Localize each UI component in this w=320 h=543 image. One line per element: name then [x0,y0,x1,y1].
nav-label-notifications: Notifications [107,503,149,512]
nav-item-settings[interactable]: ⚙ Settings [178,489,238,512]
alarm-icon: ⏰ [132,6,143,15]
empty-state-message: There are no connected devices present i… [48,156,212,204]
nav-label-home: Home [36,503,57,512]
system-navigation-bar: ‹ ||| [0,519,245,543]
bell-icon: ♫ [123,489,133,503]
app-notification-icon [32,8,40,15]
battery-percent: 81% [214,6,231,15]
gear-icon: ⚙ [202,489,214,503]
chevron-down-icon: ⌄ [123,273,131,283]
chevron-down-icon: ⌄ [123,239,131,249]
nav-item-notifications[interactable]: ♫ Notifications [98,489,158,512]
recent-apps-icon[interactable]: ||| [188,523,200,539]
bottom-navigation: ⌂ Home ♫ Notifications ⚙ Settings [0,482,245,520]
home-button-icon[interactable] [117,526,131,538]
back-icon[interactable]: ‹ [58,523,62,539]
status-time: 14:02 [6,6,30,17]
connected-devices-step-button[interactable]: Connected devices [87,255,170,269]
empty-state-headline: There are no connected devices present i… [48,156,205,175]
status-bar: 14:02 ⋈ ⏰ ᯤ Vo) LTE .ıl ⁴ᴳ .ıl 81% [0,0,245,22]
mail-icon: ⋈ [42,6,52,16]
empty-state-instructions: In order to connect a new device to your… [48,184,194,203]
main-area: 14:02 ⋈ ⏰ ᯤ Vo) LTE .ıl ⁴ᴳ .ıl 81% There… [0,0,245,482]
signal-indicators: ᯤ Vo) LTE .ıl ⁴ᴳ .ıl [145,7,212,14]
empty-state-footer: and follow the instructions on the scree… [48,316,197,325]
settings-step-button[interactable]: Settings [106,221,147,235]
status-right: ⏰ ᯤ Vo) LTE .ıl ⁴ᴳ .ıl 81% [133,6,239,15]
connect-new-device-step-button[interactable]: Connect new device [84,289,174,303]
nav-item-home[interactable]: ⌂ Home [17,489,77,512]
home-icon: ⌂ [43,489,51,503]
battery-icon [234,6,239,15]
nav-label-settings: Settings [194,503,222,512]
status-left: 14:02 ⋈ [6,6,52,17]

▶ **WORK TO COMPLETE**
Rewrite the records above, changing "chevron-down-icon" to "expand-icon" everywhere it occurs and leaving everything else unchanged.

▶ **RESULT FOR THIS TASK**
Localize each UI component in this w=320 h=543 image. One line per element: name then [x0,y0,x1,y1].
nav-label-notifications: Notifications [107,503,149,512]
nav-item-settings[interactable]: ⚙ Settings [178,489,238,512]
alarm-icon: ⏰ [132,6,143,15]
empty-state-message: There are no connected devices present i… [48,156,212,204]
nav-label-home: Home [36,503,57,512]
system-navigation-bar: ‹ ||| [0,519,245,543]
bell-icon: ♫ [123,489,133,503]
app-notification-icon [32,8,40,15]
battery-percent: 81% [214,6,231,15]
gear-icon: ⚙ [202,489,214,503]
expand-icon: ⌄ [123,273,131,283]
expand-icon: ⌄ [123,239,131,249]
nav-item-notifications[interactable]: ♫ Notifications [98,489,158,512]
recent-apps-icon[interactable]: ||| [188,523,200,539]
bottom-navigation: ⌂ Home ♫ Notifications ⚙ Settings [0,482,245,520]
home-button-icon[interactable] [117,526,131,538]
back-icon[interactable]: ‹ [58,523,62,539]
status-time: 14:02 [6,6,30,17]
connected-devices-step-button[interactable]: Connected devices [87,255,170,269]
empty-state-headline: There are no connected devices present i… [48,156,205,175]
status-bar: 14:02 ⋈ ⏰ ᯤ Vo) LTE .ıl ⁴ᴳ .ıl 81% [0,0,245,22]
mail-icon: ⋈ [42,6,52,16]
empty-state-instructions: In order to connect a new device to your… [48,184,194,203]
main-area: 14:02 ⋈ ⏰ ᯤ Vo) LTE .ıl ⁴ᴳ .ıl 81% There… [0,0,245,482]
signal-indicators: ᯤ Vo) LTE .ıl ⁴ᴳ .ıl [145,7,212,14]
empty-state-footer: and follow the instructions on the scree… [48,316,197,325]
settings-step-button[interactable]: Settings [106,221,147,235]
status-right: ⏰ ᯤ Vo) LTE .ıl ⁴ᴳ .ıl 81% [133,6,239,15]
connect-new-device-step-button[interactable]: Connect new device [84,289,174,303]
nav-item-home[interactable]: ⌂ Home [17,489,77,512]
home-icon: ⌂ [43,489,51,503]
battery-icon [234,6,239,15]
nav-label-settings: Settings [194,503,222,512]
status-left: 14:02 ⋈ [6,6,52,17]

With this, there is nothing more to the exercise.